Provided data:

================================

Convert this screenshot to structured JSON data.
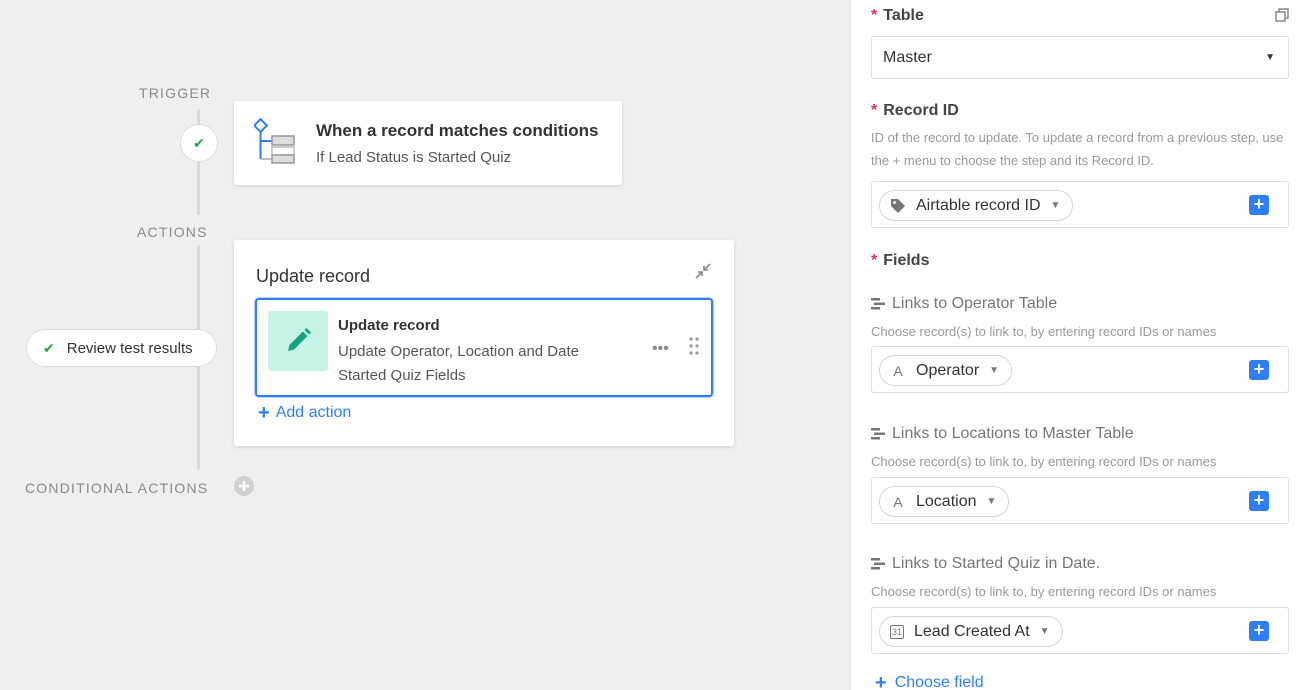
{
  "canvas": {
    "trigger_label": "TRIGGER",
    "actions_label": "ACTIONS",
    "conditional_label": "CONDITIONAL ACTIONS",
    "trigger": {
      "title": "When a record matches conditions",
      "subtitle": "If Lead Status is Started Quiz"
    },
    "action_group": {
      "title": "Update record",
      "item_title": "Update record",
      "item_desc": "Update Operator, Location and Date Started Quiz Fields",
      "more": "•••",
      "add_action": "Add action"
    },
    "review_button": "Review test results",
    "status": {
      "check": "✔"
    }
  },
  "panel": {
    "table": {
      "required": "*",
      "label": "Table",
      "value": "Master"
    },
    "record_id": {
      "required": "*",
      "label": "Record ID",
      "help": "ID of the record to update. To update a record from a previous step, use the + menu to choose the step and its Record ID.",
      "token": "Airtable record ID"
    },
    "fields_header": {
      "required": "*",
      "label": "Fields"
    },
    "fields": [
      {
        "label": "Links to Operator Table",
        "help": "Choose record(s) to link to, by entering record IDs or names",
        "token": "Operator",
        "token_icon": "A"
      },
      {
        "label": "Links to Locations to Master Table",
        "help": "Choose record(s) to link to, by entering record IDs or names",
        "token": "Location",
        "token_icon": "A"
      },
      {
        "label": "Links to Started Quiz in Date.",
        "help": "Choose record(s) to link to, by entering record IDs or names",
        "token": "Lead Created At",
        "token_icon": "31"
      }
    ],
    "choose_field": "Choose field",
    "caret": "▼",
    "plus": "+"
  },
  "colors": {
    "accent": "#2d7ff9",
    "success": "#2aa348",
    "required": "#e0325a",
    "icon_bg": "#c7f2e6",
    "icon_fg": "#11a383"
  }
}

================================

The problem: Using the material above, report each line where "Lead" occurs.

Full response:
      "subtitle": "If Lead Status is Started Quiz"
        "token": "Lead Created At",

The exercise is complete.